Entries from a dataset:

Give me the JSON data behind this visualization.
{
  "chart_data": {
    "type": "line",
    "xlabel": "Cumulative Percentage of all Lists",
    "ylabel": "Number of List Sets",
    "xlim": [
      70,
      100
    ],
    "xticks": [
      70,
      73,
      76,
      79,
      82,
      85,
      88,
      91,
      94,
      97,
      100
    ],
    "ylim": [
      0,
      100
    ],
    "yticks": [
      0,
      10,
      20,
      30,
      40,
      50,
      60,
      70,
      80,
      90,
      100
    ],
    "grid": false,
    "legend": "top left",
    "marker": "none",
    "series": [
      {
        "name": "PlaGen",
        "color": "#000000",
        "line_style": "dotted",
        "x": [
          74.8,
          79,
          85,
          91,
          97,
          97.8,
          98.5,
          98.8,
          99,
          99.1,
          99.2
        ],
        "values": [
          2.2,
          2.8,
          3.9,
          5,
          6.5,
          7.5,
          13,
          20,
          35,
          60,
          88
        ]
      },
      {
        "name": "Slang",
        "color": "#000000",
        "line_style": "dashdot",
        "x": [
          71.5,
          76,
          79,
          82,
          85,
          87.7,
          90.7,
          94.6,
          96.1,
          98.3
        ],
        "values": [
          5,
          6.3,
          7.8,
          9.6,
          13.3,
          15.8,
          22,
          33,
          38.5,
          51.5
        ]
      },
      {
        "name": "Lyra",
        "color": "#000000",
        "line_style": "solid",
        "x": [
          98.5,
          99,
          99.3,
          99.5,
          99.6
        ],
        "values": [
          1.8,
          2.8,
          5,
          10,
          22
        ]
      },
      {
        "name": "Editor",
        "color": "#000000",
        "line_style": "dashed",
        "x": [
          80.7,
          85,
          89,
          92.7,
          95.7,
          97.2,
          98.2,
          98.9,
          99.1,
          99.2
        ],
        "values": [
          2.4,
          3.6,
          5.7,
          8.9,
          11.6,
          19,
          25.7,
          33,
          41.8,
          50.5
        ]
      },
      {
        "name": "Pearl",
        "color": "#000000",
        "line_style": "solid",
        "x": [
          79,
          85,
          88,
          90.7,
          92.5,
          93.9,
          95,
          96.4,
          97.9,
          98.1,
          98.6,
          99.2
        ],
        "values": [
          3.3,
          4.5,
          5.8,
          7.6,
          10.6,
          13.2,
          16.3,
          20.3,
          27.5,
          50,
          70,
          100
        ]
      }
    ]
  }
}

» Required work: Go through the listing and print each line exactly as it appears.

» Problem solution:
Give me the JSON data behind this visualization.
{
  "chart_data": {
    "type": "line",
    "xlabel": "Cumulative Percentage of all Lists",
    "ylabel": "Number of List Sets",
    "xlim": [
      70,
      100
    ],
    "xticks": [
      70,
      73,
      76,
      79,
      82,
      85,
      88,
      91,
      94,
      97,
      100
    ],
    "ylim": [
      0,
      100
    ],
    "yticks": [
      0,
      10,
      20,
      30,
      40,
      50,
      60,
      70,
      80,
      90,
      100
    ],
    "grid": false,
    "legend": "top left",
    "marker": "none",
    "series": [
      {
        "name": "PlaGen",
        "color": "#000000",
        "line_style": "dotted",
        "x": [
          74.8,
          79,
          85,
          91,
          97,
          97.8,
          98.5,
          98.8,
          99,
          99.1,
          99.2
        ],
        "values": [
          2.2,
          2.8,
          3.9,
          5,
          6.5,
          7.5,
          13,
          20,
          35,
          60,
          88
        ]
      },
      {
        "name": "Slang",
        "color": "#000000",
        "line_style": "dashdot",
        "x": [
          71.5,
          76,
          79,
          82,
          85,
          87.7,
          90.7,
          94.6,
          96.1,
          98.3
        ],
        "values": [
          5,
          6.3,
          7.8,
          9.6,
          13.3,
          15.8,
          22,
          33,
          38.5,
          51.5
        ]
      },
      {
        "name": "Lyra",
        "color": "#000000",
        "line_style": "solid",
        "x": [
          98.5,
          99,
          99.3,
          99.5,
          99.6
        ],
        "values": [
          1.8,
          2.8,
          5,
          10,
          22
        ]
      },
      {
        "name": "Editor",
        "color": "#000000",
        "line_style": "dashed",
        "x": [
          80.7,
          85,
          89,
          92.7,
          95.7,
          97.2,
          98.2,
          98.9,
          99.1,
          99.2
        ],
        "values": [
          2.4,
          3.6,
          5.7,
          8.9,
          11.6,
          19,
          25.7,
          33,
          41.8,
          50.5
        ]
      },
      {
        "name": "Pearl",
        "color": "#000000",
        "line_style": "solid",
        "x": [
          79,
          85,
          88,
          90.7,
          92.5,
          93.9,
          95,
          96.4,
          97.9,
          98.1,
          98.6,
          99.2
        ],
        "values": [
          3.3,
          4.5,
          5.8,
          7.6,
          10.6,
          13.2,
          16.3,
          20.3,
          27.5,
          50,
          70,
          100
        ]
      }
    ]
  }
}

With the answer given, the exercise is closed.